§ **Aim**:
Can you output the records below exactly as they are written?
** Begin **
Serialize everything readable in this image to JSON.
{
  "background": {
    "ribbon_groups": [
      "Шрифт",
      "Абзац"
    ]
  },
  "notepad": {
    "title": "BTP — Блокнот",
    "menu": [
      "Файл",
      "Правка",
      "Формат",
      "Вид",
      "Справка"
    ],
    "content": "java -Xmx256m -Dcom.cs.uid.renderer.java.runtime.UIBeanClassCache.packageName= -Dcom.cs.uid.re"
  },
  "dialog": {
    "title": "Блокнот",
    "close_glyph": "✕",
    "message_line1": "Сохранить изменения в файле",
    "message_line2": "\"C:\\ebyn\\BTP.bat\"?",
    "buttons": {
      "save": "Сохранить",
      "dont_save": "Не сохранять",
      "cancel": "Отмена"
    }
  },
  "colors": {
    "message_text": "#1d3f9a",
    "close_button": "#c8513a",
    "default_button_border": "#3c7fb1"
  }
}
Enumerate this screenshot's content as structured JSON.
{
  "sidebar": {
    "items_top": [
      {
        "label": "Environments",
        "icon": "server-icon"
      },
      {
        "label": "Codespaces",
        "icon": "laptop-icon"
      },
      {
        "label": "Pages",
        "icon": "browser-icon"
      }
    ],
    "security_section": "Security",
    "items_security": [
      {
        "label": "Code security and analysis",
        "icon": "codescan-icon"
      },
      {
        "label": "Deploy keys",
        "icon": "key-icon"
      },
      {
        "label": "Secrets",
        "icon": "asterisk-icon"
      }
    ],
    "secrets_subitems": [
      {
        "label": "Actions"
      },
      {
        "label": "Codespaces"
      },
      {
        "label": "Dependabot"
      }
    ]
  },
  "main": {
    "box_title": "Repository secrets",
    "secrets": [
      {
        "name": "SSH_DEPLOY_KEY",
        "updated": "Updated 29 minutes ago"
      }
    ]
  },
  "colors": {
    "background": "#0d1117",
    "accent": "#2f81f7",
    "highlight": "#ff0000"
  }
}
** End **
§ **Complete response**:
Serialize everything readable in this image to JSON.
{
  "background": {
    "ribbon_groups": [
      "Шрифт",
      "Абзац"
    ]
  },
  "notepad": {
    "title": "BTP — Блокнот",
    "menu": [
      "Файл",
      "Правка",
      "Формат",
      "Вид",
      "Справка"
    ],
    "content": "java -Xmx256m -Dcom.cs.uid.renderer.java.runtime.UIBeanClassCache.packageName= -Dcom.cs.uid.re"
  },
  "dialog": {
    "title": "Блокнот",
    "close_glyph": "✕",
    "message_line1": "Сохранить изменения в файле",
    "message_line2": "\"C:\\ebyn\\BTP.bat\"?",
    "buttons": {
      "save": "Сохранить",
      "dont_save": "Не сохранять",
      "cancel": "Отмена"
    }
  },
  "colors": {
    "message_text": "#1d3f9a",
    "close_button": "#c8513a",
    "default_button_border": "#3c7fb1"
  }
}
Enumerate this screenshot's content as structured JSON.
{
  "sidebar": {
    "items_top": [
      {
        "label": "Environments",
        "icon": "server-icon"
      },
      {
        "label": "Codespaces",
        "icon": "laptop-icon"
      },
      {
        "label": "Pages",
        "icon": "browser-icon"
      }
    ],
    "security_section": "Security",
    "items_security": [
      {
        "label": "Code security and analysis",
        "icon": "codescan-icon"
      },
      {
        "label": "Deploy keys",
        "icon": "key-icon"
      },
      {
        "label": "Secrets",
        "icon": "asterisk-icon"
      }
    ],
    "secrets_subitems": [
      {
        "label": "Actions"
      },
      {
        "label": "Codespaces"
      },
      {
        "label": "Dependabot"
      }
    ]
  },
  "main": {
    "box_title": "Repository secrets",
    "secrets": [
      {
        "name": "SSH_DEPLOY_KEY",
        "updated": "Updated 29 minutes ago"
      }
    ]
  },
  "colors": {
    "background": "#0d1117",
    "accent": "#2f81f7",
    "highlight": "#ff0000"
  }
}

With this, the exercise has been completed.